* Short exercise
Find the string "ELIS" in the entries and copy each line that has it.

================================

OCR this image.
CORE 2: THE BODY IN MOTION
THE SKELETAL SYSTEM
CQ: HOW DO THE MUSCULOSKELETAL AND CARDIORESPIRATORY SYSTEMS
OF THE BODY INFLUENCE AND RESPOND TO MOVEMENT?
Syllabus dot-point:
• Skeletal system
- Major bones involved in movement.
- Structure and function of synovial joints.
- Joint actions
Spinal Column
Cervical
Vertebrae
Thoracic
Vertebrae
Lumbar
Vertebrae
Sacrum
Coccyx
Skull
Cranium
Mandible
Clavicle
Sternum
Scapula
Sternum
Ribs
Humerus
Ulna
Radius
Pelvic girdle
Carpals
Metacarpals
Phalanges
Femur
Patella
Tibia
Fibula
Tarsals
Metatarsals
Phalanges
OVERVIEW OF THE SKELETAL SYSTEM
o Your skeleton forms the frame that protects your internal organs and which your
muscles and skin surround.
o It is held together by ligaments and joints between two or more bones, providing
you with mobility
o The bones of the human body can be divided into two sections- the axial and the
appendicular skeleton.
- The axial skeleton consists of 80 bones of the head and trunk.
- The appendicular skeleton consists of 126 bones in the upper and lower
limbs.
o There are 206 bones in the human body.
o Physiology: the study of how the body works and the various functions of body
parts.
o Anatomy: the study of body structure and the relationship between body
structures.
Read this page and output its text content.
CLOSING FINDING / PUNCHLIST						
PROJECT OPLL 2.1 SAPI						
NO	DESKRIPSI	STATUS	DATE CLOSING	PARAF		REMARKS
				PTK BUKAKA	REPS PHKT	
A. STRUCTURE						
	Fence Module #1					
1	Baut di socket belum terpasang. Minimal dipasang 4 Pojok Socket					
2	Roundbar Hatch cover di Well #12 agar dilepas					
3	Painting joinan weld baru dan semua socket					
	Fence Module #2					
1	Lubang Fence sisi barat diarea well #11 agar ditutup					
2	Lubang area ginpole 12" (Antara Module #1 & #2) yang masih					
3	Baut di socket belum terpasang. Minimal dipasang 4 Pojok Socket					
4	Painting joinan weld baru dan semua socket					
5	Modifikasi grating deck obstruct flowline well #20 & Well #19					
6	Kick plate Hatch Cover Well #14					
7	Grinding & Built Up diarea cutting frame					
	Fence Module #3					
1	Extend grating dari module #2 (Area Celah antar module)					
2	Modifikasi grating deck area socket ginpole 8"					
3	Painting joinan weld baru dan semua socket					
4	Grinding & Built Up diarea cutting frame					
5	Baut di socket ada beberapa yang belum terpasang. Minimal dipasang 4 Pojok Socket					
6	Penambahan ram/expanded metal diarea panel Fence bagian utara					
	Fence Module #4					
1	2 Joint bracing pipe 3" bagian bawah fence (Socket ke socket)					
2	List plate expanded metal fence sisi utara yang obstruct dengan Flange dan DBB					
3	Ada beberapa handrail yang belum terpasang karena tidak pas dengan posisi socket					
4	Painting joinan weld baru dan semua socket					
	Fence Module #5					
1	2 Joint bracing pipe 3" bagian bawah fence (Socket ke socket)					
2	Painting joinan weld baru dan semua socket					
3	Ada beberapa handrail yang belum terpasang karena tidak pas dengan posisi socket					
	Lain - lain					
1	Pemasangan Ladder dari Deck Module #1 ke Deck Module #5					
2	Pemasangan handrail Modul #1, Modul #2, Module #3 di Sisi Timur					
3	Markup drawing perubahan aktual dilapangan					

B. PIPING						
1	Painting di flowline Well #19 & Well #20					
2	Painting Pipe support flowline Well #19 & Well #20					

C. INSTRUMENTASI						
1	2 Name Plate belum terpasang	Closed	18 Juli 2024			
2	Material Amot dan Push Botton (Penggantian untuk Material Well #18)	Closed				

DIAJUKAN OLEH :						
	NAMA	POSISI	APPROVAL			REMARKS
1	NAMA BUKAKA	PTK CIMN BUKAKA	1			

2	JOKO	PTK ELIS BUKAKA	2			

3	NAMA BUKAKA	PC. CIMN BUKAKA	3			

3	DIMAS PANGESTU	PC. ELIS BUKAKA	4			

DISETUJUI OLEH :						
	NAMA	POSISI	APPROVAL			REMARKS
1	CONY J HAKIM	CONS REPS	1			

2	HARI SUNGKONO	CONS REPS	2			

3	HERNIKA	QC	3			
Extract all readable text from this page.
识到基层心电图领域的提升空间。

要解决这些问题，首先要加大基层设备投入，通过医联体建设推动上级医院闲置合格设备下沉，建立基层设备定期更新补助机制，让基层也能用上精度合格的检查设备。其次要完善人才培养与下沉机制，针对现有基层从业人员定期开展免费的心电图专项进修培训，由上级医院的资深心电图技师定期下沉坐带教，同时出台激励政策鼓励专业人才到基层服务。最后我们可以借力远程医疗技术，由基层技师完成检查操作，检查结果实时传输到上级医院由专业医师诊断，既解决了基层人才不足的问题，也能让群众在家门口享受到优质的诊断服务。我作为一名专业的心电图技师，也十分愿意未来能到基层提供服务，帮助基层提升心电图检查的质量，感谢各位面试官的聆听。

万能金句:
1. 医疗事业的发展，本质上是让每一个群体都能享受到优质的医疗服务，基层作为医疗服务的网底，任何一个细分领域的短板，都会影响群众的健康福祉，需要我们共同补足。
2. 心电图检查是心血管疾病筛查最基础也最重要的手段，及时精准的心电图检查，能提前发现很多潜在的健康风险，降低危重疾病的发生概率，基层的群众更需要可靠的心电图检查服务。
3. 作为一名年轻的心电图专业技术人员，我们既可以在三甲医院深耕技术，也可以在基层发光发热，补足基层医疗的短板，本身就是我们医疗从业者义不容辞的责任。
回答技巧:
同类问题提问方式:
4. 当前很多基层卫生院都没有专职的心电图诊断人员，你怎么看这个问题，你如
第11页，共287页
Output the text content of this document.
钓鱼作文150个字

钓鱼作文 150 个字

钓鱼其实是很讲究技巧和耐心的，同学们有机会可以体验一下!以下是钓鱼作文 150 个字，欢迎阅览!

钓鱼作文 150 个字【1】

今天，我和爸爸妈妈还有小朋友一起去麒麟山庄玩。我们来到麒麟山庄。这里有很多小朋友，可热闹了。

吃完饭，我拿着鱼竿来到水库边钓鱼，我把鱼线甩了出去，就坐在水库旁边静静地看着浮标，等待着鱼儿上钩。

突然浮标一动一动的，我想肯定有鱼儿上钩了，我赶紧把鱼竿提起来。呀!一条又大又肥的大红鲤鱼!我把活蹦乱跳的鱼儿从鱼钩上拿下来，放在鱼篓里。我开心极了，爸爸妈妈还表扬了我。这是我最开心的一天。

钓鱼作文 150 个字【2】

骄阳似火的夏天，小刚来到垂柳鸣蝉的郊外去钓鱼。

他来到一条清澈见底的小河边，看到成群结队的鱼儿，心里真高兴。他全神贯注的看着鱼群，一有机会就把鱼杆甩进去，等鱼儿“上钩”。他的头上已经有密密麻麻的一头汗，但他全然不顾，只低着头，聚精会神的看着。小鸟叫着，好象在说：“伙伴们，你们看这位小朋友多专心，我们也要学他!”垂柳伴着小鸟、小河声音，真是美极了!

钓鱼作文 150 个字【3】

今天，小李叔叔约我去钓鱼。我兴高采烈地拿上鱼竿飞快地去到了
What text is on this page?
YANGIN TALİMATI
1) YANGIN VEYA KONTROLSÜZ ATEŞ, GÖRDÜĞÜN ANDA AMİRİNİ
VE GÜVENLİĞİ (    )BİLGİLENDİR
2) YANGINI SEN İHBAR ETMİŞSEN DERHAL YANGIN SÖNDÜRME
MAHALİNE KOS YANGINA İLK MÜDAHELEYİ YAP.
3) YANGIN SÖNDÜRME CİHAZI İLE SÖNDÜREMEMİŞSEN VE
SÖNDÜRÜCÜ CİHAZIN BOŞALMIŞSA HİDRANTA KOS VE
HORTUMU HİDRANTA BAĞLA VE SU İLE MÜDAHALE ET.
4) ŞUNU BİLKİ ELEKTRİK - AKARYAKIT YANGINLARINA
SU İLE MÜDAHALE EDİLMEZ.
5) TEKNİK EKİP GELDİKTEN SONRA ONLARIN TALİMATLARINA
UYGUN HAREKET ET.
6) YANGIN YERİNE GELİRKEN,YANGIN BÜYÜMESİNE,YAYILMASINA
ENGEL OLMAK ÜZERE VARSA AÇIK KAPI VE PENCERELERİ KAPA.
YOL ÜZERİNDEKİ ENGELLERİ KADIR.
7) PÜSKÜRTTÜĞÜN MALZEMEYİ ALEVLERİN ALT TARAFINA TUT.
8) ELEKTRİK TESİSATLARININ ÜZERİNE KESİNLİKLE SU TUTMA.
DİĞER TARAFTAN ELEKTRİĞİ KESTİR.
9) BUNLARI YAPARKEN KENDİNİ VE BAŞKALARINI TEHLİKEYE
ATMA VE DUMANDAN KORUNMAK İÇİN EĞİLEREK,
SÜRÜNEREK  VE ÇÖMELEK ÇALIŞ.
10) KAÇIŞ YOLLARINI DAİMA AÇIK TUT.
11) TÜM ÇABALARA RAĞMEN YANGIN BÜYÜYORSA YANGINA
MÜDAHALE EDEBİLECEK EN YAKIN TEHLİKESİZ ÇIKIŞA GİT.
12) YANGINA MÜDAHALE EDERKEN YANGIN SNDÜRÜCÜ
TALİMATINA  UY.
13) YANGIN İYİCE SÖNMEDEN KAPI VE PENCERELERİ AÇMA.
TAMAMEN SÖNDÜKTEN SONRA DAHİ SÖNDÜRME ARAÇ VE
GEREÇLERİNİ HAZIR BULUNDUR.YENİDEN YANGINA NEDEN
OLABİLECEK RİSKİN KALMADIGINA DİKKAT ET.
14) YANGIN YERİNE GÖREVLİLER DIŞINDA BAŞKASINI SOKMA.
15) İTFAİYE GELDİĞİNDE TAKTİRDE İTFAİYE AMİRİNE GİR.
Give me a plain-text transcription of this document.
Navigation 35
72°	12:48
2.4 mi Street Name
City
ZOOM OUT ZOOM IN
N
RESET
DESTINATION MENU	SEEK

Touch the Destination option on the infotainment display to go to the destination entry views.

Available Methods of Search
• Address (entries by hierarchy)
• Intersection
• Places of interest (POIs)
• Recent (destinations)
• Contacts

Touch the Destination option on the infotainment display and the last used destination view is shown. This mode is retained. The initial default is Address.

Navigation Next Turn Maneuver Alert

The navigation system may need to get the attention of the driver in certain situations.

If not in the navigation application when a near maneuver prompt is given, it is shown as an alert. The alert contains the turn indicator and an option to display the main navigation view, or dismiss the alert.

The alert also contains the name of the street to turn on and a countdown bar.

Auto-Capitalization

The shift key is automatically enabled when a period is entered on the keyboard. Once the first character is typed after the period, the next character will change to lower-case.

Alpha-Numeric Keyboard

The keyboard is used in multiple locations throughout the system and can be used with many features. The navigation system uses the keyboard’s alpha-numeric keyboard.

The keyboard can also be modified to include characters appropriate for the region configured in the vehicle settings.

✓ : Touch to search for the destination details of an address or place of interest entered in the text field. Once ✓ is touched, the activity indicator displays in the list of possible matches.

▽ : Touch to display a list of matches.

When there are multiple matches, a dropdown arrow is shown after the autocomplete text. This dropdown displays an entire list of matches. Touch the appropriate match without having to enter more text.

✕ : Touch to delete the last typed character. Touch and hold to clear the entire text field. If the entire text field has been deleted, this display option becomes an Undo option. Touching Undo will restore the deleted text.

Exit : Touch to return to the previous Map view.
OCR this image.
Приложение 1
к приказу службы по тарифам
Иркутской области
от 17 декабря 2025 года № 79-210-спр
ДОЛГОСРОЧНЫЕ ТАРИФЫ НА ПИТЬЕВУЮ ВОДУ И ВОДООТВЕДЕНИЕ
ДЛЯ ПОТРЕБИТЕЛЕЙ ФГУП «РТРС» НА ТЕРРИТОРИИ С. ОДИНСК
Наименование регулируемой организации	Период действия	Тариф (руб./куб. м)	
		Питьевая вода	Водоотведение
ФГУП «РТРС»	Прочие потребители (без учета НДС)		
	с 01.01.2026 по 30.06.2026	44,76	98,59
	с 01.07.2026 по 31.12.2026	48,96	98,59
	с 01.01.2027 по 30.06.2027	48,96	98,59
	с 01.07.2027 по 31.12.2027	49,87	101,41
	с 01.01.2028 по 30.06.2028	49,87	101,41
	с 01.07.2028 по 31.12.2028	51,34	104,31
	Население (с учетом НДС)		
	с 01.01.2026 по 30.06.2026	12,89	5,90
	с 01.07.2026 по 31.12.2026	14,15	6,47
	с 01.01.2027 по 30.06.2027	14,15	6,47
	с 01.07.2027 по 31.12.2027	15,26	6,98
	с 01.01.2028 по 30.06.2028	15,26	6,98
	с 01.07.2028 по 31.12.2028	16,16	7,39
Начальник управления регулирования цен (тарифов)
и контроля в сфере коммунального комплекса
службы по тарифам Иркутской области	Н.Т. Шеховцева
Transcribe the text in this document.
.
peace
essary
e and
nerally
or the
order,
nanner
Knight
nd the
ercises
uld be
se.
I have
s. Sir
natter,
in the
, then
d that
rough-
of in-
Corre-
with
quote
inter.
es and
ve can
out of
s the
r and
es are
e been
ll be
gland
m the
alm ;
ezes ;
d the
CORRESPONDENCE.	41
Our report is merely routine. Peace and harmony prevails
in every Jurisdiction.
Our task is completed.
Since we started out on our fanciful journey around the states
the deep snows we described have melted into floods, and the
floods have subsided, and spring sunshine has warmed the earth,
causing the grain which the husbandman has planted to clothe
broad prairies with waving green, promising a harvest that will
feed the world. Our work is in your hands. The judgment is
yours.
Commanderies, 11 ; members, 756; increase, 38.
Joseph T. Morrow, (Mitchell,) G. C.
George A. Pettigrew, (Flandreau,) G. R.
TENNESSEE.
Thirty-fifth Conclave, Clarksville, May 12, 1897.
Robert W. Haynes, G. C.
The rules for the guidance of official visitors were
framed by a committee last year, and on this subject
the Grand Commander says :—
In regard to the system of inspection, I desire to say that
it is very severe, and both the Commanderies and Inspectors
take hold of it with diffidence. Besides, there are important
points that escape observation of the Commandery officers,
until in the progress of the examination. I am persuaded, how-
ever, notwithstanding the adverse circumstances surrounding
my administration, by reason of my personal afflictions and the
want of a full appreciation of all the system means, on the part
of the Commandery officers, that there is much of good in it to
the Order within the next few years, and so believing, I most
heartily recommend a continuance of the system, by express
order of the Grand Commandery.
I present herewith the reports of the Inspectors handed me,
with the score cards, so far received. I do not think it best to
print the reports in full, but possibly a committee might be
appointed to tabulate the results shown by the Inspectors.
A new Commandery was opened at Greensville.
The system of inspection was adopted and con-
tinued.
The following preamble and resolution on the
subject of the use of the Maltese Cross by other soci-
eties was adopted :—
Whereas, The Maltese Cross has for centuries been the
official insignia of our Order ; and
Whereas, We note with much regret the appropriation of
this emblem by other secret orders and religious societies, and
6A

================================

* Correct answer
2	JOKO	PTK ELIS BUKAKA	2			
3	DIMAS PANGESTU	PC. ELIS BUKAKA	4			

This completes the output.